Read the entries below and pull out each line with the string "rispetto".

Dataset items
▼▼▼

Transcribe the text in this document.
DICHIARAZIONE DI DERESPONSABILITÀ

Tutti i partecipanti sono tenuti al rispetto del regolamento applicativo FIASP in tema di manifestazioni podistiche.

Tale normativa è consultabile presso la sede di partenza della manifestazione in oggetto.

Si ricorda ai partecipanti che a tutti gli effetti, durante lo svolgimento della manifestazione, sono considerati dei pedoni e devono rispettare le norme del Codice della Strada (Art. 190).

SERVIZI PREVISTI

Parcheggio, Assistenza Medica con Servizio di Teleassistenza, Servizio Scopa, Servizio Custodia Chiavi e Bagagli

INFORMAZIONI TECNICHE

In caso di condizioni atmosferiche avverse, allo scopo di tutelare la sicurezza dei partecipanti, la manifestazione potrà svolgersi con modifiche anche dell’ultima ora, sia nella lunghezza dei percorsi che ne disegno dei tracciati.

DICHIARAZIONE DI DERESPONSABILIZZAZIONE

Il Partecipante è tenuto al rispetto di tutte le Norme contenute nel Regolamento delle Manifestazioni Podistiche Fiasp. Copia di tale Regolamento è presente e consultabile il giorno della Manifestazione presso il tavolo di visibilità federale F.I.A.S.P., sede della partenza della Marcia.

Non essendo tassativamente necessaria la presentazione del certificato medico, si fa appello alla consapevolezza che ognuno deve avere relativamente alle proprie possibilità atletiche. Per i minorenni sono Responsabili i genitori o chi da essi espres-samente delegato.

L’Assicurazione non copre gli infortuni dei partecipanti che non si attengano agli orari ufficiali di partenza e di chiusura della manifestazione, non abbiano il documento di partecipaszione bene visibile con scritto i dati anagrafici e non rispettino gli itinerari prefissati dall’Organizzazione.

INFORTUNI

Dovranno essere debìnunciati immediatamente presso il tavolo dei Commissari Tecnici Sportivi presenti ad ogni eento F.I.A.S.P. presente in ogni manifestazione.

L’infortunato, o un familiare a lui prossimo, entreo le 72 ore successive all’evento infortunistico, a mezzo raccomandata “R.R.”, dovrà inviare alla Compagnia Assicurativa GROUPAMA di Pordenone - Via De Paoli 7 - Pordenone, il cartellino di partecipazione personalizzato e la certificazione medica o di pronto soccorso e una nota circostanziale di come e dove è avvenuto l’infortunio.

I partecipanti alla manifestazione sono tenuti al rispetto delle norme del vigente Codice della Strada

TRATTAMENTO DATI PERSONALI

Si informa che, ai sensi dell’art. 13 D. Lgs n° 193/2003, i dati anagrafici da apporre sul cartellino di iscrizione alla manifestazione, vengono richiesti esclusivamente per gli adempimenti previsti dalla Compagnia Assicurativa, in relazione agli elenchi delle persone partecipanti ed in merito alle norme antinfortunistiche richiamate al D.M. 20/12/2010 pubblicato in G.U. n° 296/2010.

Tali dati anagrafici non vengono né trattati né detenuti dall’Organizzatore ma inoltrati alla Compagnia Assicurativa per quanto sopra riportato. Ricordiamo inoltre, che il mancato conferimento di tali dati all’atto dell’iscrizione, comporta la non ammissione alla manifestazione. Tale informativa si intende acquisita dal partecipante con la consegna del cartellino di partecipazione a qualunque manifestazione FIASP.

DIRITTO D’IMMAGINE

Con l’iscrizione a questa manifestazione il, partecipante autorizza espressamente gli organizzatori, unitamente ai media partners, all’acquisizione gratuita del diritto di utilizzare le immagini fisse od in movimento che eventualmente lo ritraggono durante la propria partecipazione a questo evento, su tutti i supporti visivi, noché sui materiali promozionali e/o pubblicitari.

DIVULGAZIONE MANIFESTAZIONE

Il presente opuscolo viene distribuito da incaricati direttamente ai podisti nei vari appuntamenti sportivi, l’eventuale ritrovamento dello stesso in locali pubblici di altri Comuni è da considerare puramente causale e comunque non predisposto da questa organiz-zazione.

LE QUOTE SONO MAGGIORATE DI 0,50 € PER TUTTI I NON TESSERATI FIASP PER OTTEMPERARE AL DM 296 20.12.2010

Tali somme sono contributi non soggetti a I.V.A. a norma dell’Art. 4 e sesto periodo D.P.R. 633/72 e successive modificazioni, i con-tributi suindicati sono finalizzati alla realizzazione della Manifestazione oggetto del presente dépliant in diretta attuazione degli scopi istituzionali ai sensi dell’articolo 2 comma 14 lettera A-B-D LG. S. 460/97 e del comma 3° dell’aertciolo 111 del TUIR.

▲▲▲

Full output:
Tutti i partecipanti sono tenuti al rispetto del regolamento applicativo FIASP in tema di manifestazioni podistiche.
Il Partecipante è tenuto al rispetto di tutte le Norme contenute nel Regolamento delle Manifestazioni Podistiche Fiasp. Copia di tale Regolamento è presente e consultabile il giorno della Manifestazione presso il tavolo di visibilità federale F.I.A.S.P., sede della partenza della Marcia.
I partecipanti alla manifestazione sono tenuti al rispetto delle norme del vigente Codice della Strada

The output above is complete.